Leave out every picture, then transcribe the rest of the listing exactly.

## START Input for this task

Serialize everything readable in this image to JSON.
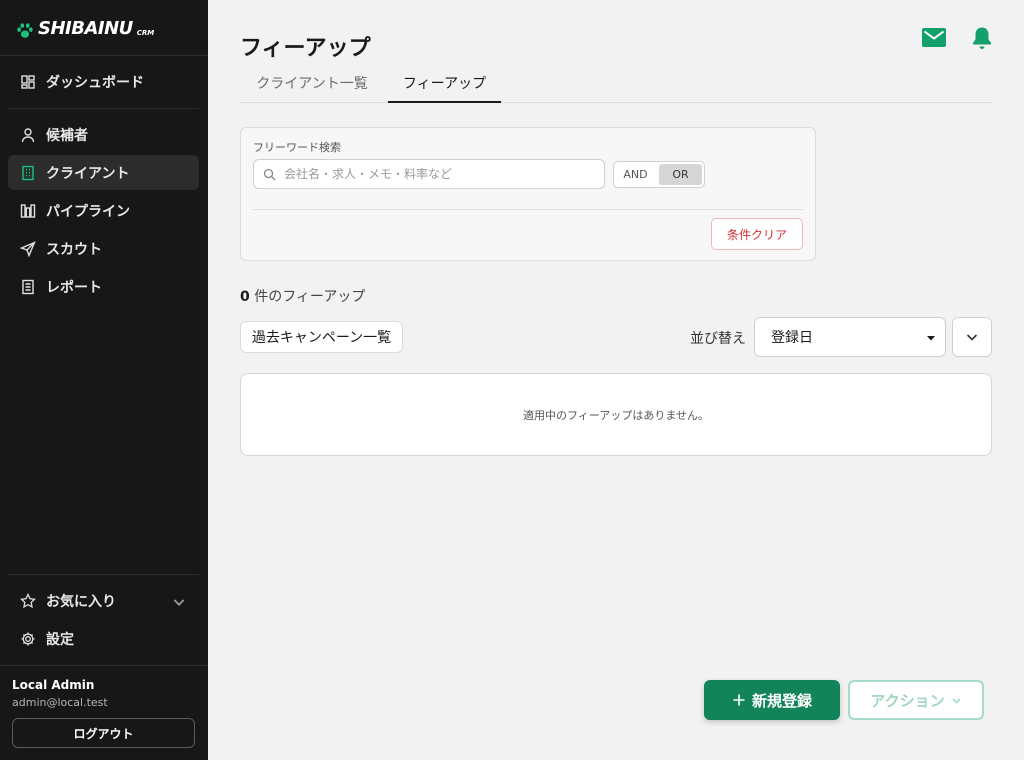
{
  "brand": {
    "name": "SHIBAINU",
    "sub": "CRM"
  },
  "nav": {
    "dashboard": "ダッシュボード",
    "candidates": "候補者",
    "clients": "クライアント",
    "pipeline": "パイプライン",
    "scout": "スカウト",
    "report": "レポート",
    "favorites": "お気に入り",
    "settings": "設定"
  },
  "user": {
    "name": "Local Admin",
    "email": "admin@local.test",
    "logout": "ログアウト"
  },
  "page": {
    "title": "フィーアップ"
  },
  "tabs": [
    {
      "label": "クライアント一覧",
      "active": false
    },
    {
      "label": "フィーアップ",
      "active": true
    }
  ],
  "filter": {
    "label": "フリーワード検索",
    "placeholder": "会社名・求人・メモ・料率など",
    "value": "",
    "logic_options": [
      "AND",
      "OR"
    ],
    "logic_selected": "OR",
    "clear_label": "条件クリア"
  },
  "results": {
    "count": "0",
    "suffix": " 件のフィーアップ",
    "empty_message": "適用中のフィーアップはありません。"
  },
  "toolbar": {
    "past_campaigns": "過去キャンペーン一覧",
    "sort_label": "並び替え",
    "sort_value": "登録日"
  },
  "actions": {
    "new_label": "新規登録",
    "action_label": "アクション"
  },
  "colors": {
    "accent": "#13845a",
    "sidebar_bg": "#171717",
    "danger": "#d62f2f"
  },
  "icons": [
    "paw-icon",
    "dashboard-icon",
    "person-icon",
    "building-icon",
    "pipeline-icon",
    "send-icon",
    "report-icon",
    "star-icon",
    "gear-icon",
    "mail-icon",
    "bell-icon",
    "search-icon",
    "chevron-down-icon",
    "plus-icon"
  ]
}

## END Input for this task

**Solution to this problem**
Serialize everything readable in this image to JSON.
{
  "brand": {
    "name": "SHIBAINU",
    "sub": "CRM"
  },
  "nav": {
    "dashboard": "ダッシュボード",
    "candidates": "候補者",
    "clients": "クライアント",
    "pipeline": "パイプライン",
    "scout": "スカウト",
    "report": "レポート",
    "favorites": "お気に入り",
    "settings": "設定"
  },
  "user": {
    "name": "Local Admin",
    "email": "admin@local.test",
    "logout": "ログアウト"
  },
  "page": {
    "title": "フィーアップ"
  },
  "tabs": [
    {
      "label": "クライアント一覧",
      "active": false
    },
    {
      "label": "フィーアップ",
      "active": true
    }
  ],
  "filter": {
    "label": "フリーワード検索",
    "placeholder": "会社名・求人・メモ・料率など",
    "value": "",
    "logic_options": [
      "AND",
      "OR"
    ],
    "logic_selected": "OR",
    "clear_label": "条件クリア"
  },
  "results": {
    "count": "0",
    "suffix": " 件のフィーアップ",
    "empty_message": "適用中のフィーアップはありません。"
  },
  "toolbar": {
    "past_campaigns": "過去キャンペーン一覧",
    "sort_label": "並び替え",
    "sort_value": "登録日"
  },
  "actions": {
    "new_label": "新規登録",
    "action_label": "アクション"
  },
  "colors": {
    "accent": "#13845a",
    "sidebar_bg": "#171717",
    "danger": "#d62f2f"
  },
  "icons": [
    "paw-icon",
    "dashboard-icon",
    "person-icon",
    "building-icon",
    "pipeline-icon",
    "send-icon",
    "report-icon",
    "star-icon",
    "gear-icon",
    "mail-icon",
    "bell-icon",
    "search-icon",
    "chevron-down-icon",
    "plus-icon"
  ]
}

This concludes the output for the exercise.